Une stratégie internationale pour la victoire des travailleurs en grève de CAMI!

La grève des travailleurs de GM CAMI au Canada

Le Bulletin d’information des travailleurs de l’automobile du WSWS (World Socialist Web Site Autoworker Newsletter) appelle les travailleurs de l’automobile du Canada, des États-Unis et du Mexique à se mobiliser pour soutenir la grève des 2800 travailleurs de GM Canada à l’usine CAMI d’Ingersoll, une localité juste à l’est de London, en Ontario. 

Les travailleurs de CAMI ont arrêté les chaînes de montage de l’une des installations les plus productives et rentables de l’empire manufacturier nord-américain de GM. Les travailleurs de cette usine sont soumis à une accélération des cadences implacable et travaillent sur trois quarts de travail six jours par semaine, pour produire chaque année 300.000 véhicules utilitaires sport Equinox, un modèle qui a la cote et des plus rentables. 

Il s’agit de la première grève chez CAMI depuis un quart de siècle et la première au Canada chez l’un des constructeurs automobiles basés à Detroit depuis la courte grève du syndicat des Travailleurs canadiens de l’automobile (TCA) contre GM en 1996. L’usine d’Ingersoll, qui opère sous une convention collective distincte, a été utilisée à maintes reprises pour fixer des seuils de concession qui ont ensuite été utilisés pour imposer des reculs aux autres travailleurs des usines des Trois Grands de l’automobile basés à Detroit. 

Les travailleurs de CAMI en ont assez de l’accélération des cadences, des salaires à plusieurs niveaux, de la multiplication des postes «temporaires» et des assauts du patronat sur leurs emplois. Depuis le krach financier de 2008 et la restructuration de GM qui a suivi en 2009, les travailleurs de l’automobile en Amérique du Nord ont vu leur niveau de vie continuer de s’effondrer, même si le géant de l’automobile possède des fonds de trésorerie de 22 milliards de dollars et que ses principaux investisseurs et dirigeants empochent des milliards de dollars en dividendes et en rachats d’actions.

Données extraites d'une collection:
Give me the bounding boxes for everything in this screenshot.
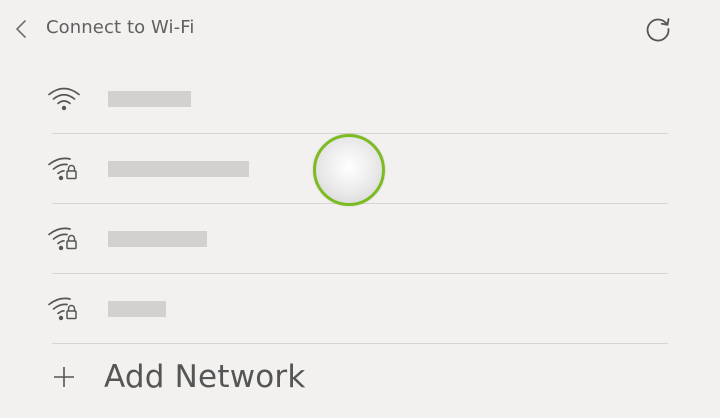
page-title: Connect to Wi-Fi bbox=[46, 17, 195, 38]
add-network-label: Add Network bbox=[104, 359, 306, 395]
network-row[interactable] bbox=[48, 64, 668, 134]
network-name-redacted bbox=[108, 161, 249, 177]
network-name-redacted bbox=[108, 231, 207, 247]
header-bar: Connect to Wi-Fi bbox=[0, 0, 720, 58]
network-name-redacted bbox=[108, 91, 191, 107]
touch-indicator bbox=[313, 134, 385, 206]
network-name-redacted bbox=[108, 301, 166, 317]
wifi-lock-icon bbox=[48, 227, 77, 251]
add-network-button[interactable]: Add Network bbox=[52, 343, 668, 413]
wifi-icon bbox=[48, 87, 80, 111]
chevron-left-icon bbox=[16, 20, 26, 38]
refresh-icon bbox=[646, 18, 670, 42]
plus-icon bbox=[54, 367, 74, 387]
network-row[interactable] bbox=[48, 274, 668, 344]
back-button[interactable] bbox=[8, 14, 36, 44]
network-row[interactable] bbox=[48, 204, 668, 274]
refresh-button[interactable] bbox=[642, 12, 674, 44]
wifi-lock-icon bbox=[48, 297, 77, 321]
wifi-lock-icon bbox=[48, 157, 77, 181]
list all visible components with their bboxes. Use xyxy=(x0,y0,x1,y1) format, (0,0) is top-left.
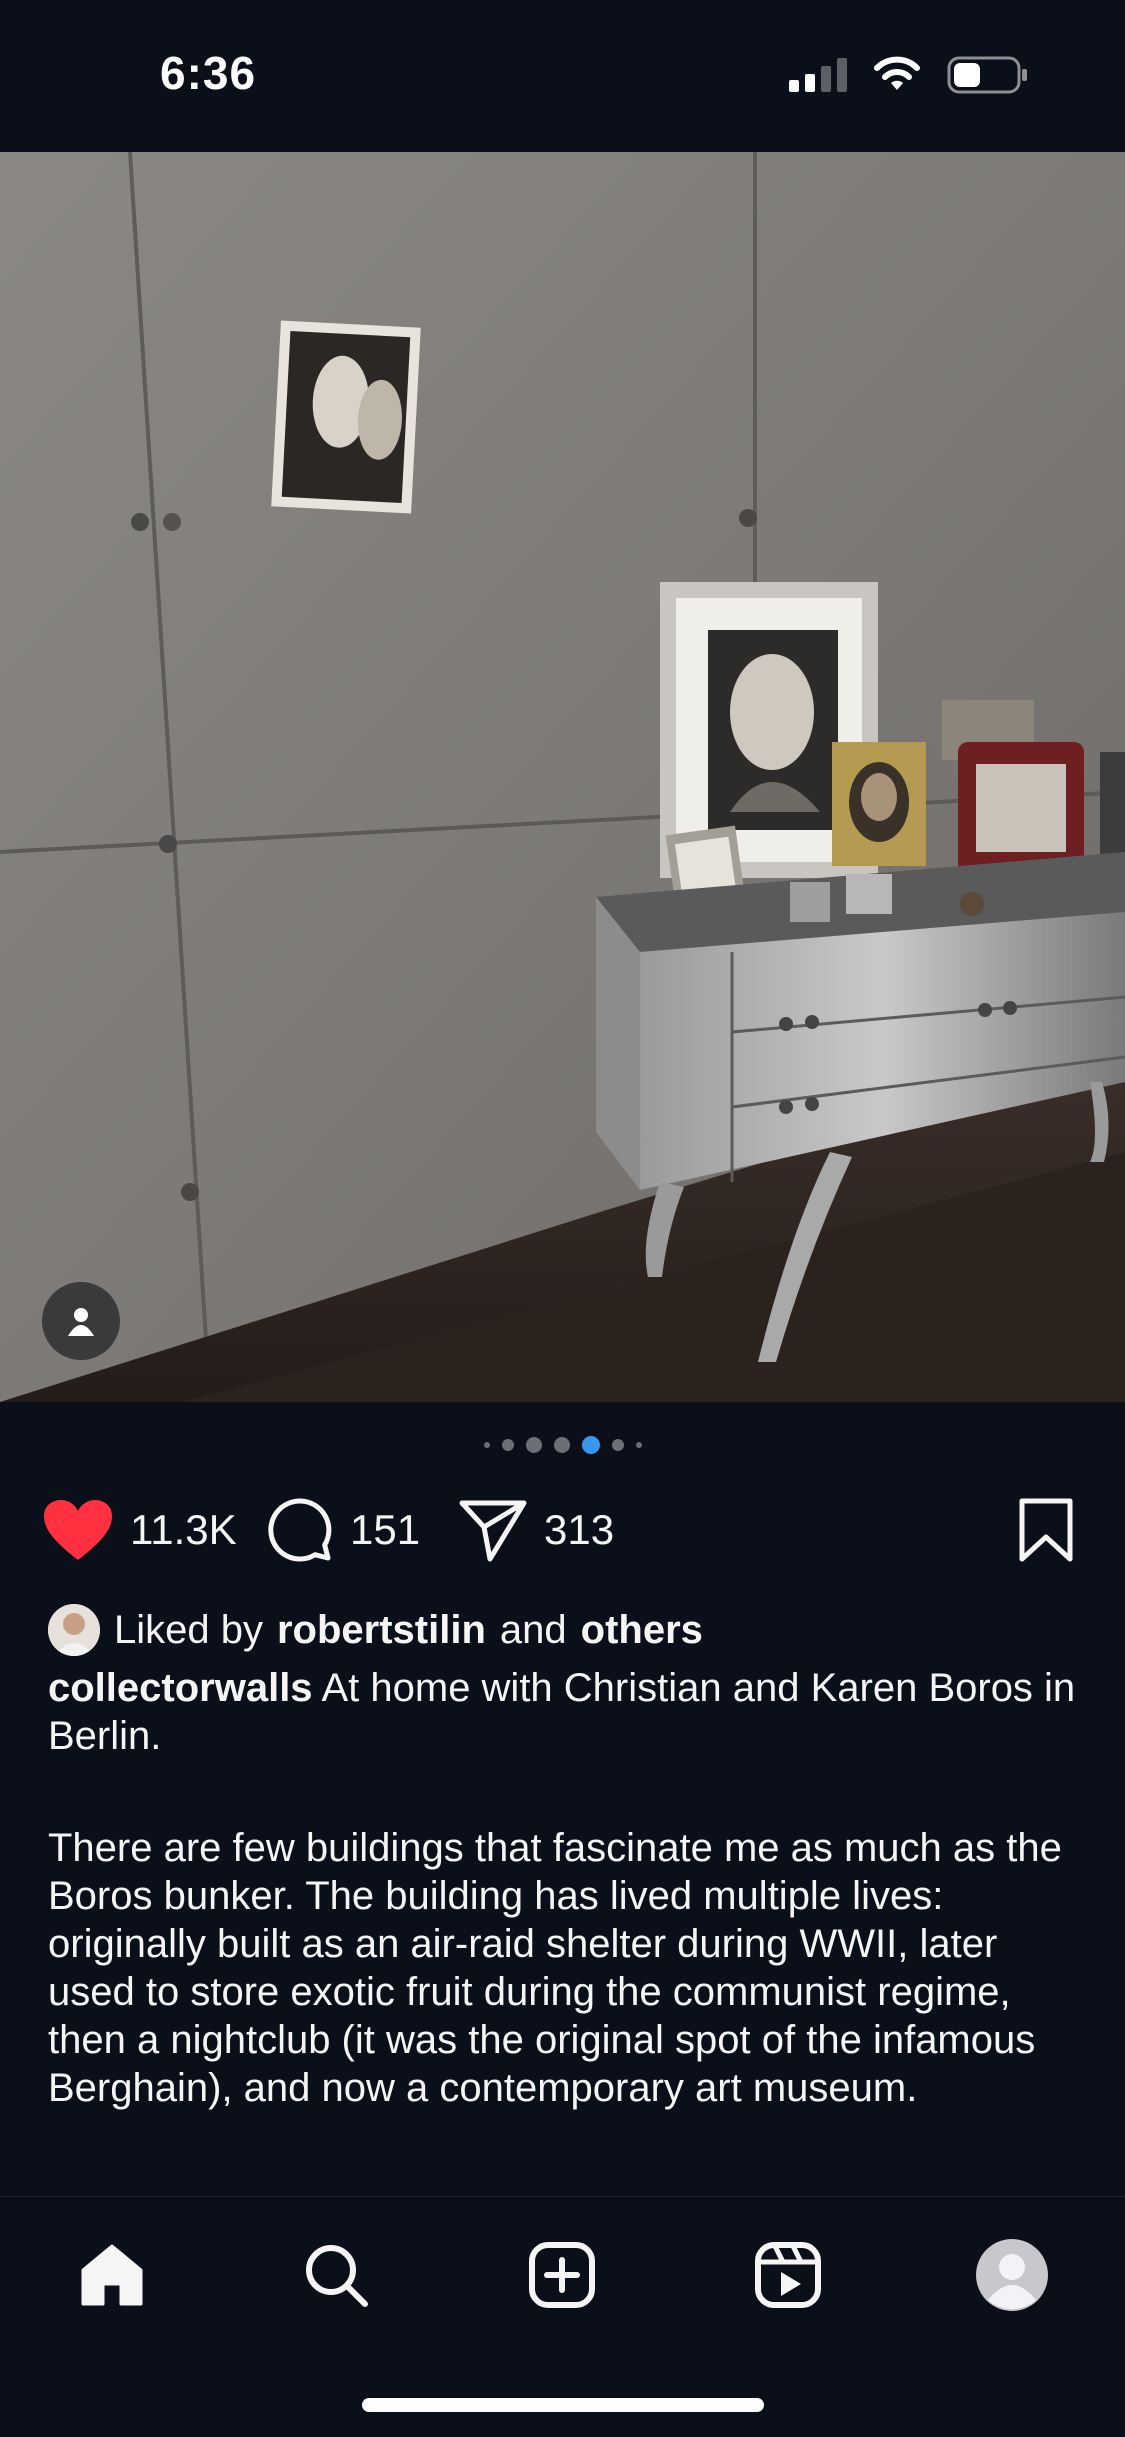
home-indicator[interactable] xyxy=(362,2398,764,2412)
like-count: 11.3K xyxy=(130,1506,237,1553)
caption-body: There are few buildings that fascinate m… xyxy=(48,1826,1062,2110)
wifi-icon xyxy=(874,56,920,90)
profile-avatar[interactable] xyxy=(975,2238,1049,2312)
create-post-icon[interactable] xyxy=(527,2240,597,2310)
comment-count: 151 xyxy=(350,1506,421,1553)
nav-create[interactable] xyxy=(522,2235,602,2315)
carousel-dot xyxy=(635,1442,642,1448)
reels-icon[interactable] xyxy=(753,2240,823,2310)
nav-reels[interactable] xyxy=(748,2235,828,2315)
nav-search[interactable] xyxy=(296,2235,376,2315)
carousel-dot-active xyxy=(581,1436,600,1454)
status-bar: 6:36 xyxy=(0,0,1125,152)
caption-username[interactable]: collectorwalls xyxy=(48,1666,313,1710)
share-action[interactable]: 313 xyxy=(458,1492,614,1568)
user-tag-button[interactable] xyxy=(42,1282,120,1360)
liked-by-others[interactable]: others xyxy=(581,1608,703,1653)
home-icon[interactable] xyxy=(77,2240,147,2310)
carousel-dot xyxy=(501,1439,514,1451)
liker-avatar[interactable] xyxy=(48,1604,100,1656)
liked-by-user[interactable]: robertstilin xyxy=(277,1608,486,1653)
nav-profile[interactable] xyxy=(972,2235,1052,2315)
search-icon[interactable] xyxy=(301,2240,371,2310)
comment-icon[interactable] xyxy=(266,1496,334,1564)
carousel-dot xyxy=(525,1437,542,1453)
comment-action[interactable]: 151 xyxy=(266,1492,420,1568)
user-tag-icon xyxy=(68,1308,94,1336)
save-action[interactable] xyxy=(1016,1492,1076,1568)
carousel-dot xyxy=(611,1439,624,1451)
battery-icon xyxy=(947,56,1027,94)
carousel-indicator xyxy=(0,1436,1125,1454)
heart-filled-icon[interactable] xyxy=(42,1498,114,1562)
send-icon[interactable] xyxy=(458,1497,528,1563)
bookmark-icon[interactable] xyxy=(1016,1497,1076,1563)
like-action[interactable]: 11.3K xyxy=(42,1492,237,1568)
post-caption: collectorwalls At home with Christian an… xyxy=(48,1664,1078,1760)
carousel-dot xyxy=(483,1442,490,1448)
liked-by-row[interactable]: Liked by robertstilin and others xyxy=(48,1604,703,1656)
liked-by-middle: and xyxy=(499,1607,567,1652)
post-image[interactable] xyxy=(0,152,1125,1402)
cellular-signal-icon xyxy=(789,58,847,92)
carousel-dot xyxy=(553,1437,570,1453)
status-icons xyxy=(789,56,1029,94)
post-action-bar: 11.3K 151 313 xyxy=(0,1492,1125,1568)
nav-home[interactable] xyxy=(72,2235,152,2315)
share-count: 313 xyxy=(544,1506,615,1553)
clock: 6:36 xyxy=(160,47,257,99)
liked-by-prefix: Liked by xyxy=(114,1607,263,1652)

=== Consignes ===
1 > Relevez, dans l'article sur la grève chez CAMI, tout ce dont les travailleurs de CAMI en ont assez.
2 > D'après l'article sur la grève chez CAMI, combien de véhicules l'usine d'Ingersoll produit-elle chaque année, et de quel modèle ?
3 > Poursuivez l'article sur la grève chez CAMI après sa dernière phrase.

=== Réponses ===
1 >
- L'accélération des cadences
- Les salaires à plusieurs niveaux
- La multiplication des postes «temporaires»
- Les assauts du patronat sur leurs emplois

2 > Elle produit 300.000 véhicules utilitaires sport Equinox par an.

3 >
Mais les travailleurs de CAMI ne peuvent pas combattre seuls face à cette grande entreprise. La société prévoit déjà augmenter sa production dans d’autres usines au Canada, aux États-Unis et au Mexique pour compenser l’impact de la grève. GM a l’appui de tous les médias contrôlés par le monde des affaires et de tous les partis défenseurs de la grande entreprise, qu’il s’agisse des libéraux, des conservateurs ou du NPD au Canada, ou des démocrates et des républicains aux États-Unis. 

Les travailleurs de CAMI font certes face à un ennemi redoutable, mais leurs alliés potentiels sont beaucoup plus puissants. Partout au Canada, aux États-Unis et dans le monde, des dizaines de millions de travailleurs sont mécontents et exaspérés des compressions implacables qui minent leurs salaires et leurs avantages sociaux, des politiques d’austérité des gouvernements et du gaspillage de billions de dollars pour la guerre. En même temps que survient cette grève chez CAMI, des luttes de masse contre les «réformes» anti-ouvrières du premier ministre Emmanuel Macron balayent la France. Cela fait des années que les travailleurs de l’automobile mènent des luttes déterminées et s’opposent aux contrats de travail de trahison au Mexique, en Chine, en Inde, aux États-Unis et plus récemment en Corée, en Serbie et en Slovaquie.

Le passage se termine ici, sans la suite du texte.